▶ Your instructions
Retype all of the entries word for word.

▶ Available records
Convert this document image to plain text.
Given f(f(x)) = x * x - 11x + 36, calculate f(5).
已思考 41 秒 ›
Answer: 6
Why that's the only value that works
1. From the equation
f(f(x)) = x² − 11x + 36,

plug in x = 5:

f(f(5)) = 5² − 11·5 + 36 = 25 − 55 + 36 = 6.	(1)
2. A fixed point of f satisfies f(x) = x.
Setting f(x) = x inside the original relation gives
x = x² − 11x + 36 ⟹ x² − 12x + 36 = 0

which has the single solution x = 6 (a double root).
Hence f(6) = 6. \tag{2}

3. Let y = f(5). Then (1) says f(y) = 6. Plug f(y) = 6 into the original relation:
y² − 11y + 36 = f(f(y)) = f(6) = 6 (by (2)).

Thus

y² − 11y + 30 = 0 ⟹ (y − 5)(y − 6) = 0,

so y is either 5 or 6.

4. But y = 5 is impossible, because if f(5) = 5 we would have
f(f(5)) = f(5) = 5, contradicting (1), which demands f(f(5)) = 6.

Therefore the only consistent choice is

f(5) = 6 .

▶ Result for this task
Convert this document image to plain text.
Given f(f(x)) = x * x - 11x + 36, calculate f(5).
已思考 41 秒 ›
Answer: 6
Why that's the only value that works
1. From the equation
f(f(x)) = x² − 11x + 36,

plug in x = 5:

f(f(5)) = 5² − 11·5 + 36 = 25 − 55 + 36 = 6.	(1)
2. A fixed point of f satisfies f(x) = x.
Setting f(x) = x inside the original relation gives
x = x² − 11x + 36 ⟹ x² − 12x + 36 = 0

which has the single solution x = 6 (a double root).
Hence f(6) = 6. \tag{2}

3. Let y = f(5). Then (1) says f(y) = 6. Plug f(y) = 6 into the original relation:
y² − 11y + 36 = f(f(y)) = f(6) = 6 (by (2)).

Thus

y² − 11y + 30 = 0 ⟹ (y − 5)(y − 6) = 0,

so y is either 5 or 6.

4. But y = 5 is impossible, because if f(5) = 5 we would have
f(f(5)) = f(5) = 5, contradicting (1), which demands f(f(5)) = 6.

Therefore the only consistent choice is

f(5) = 6 .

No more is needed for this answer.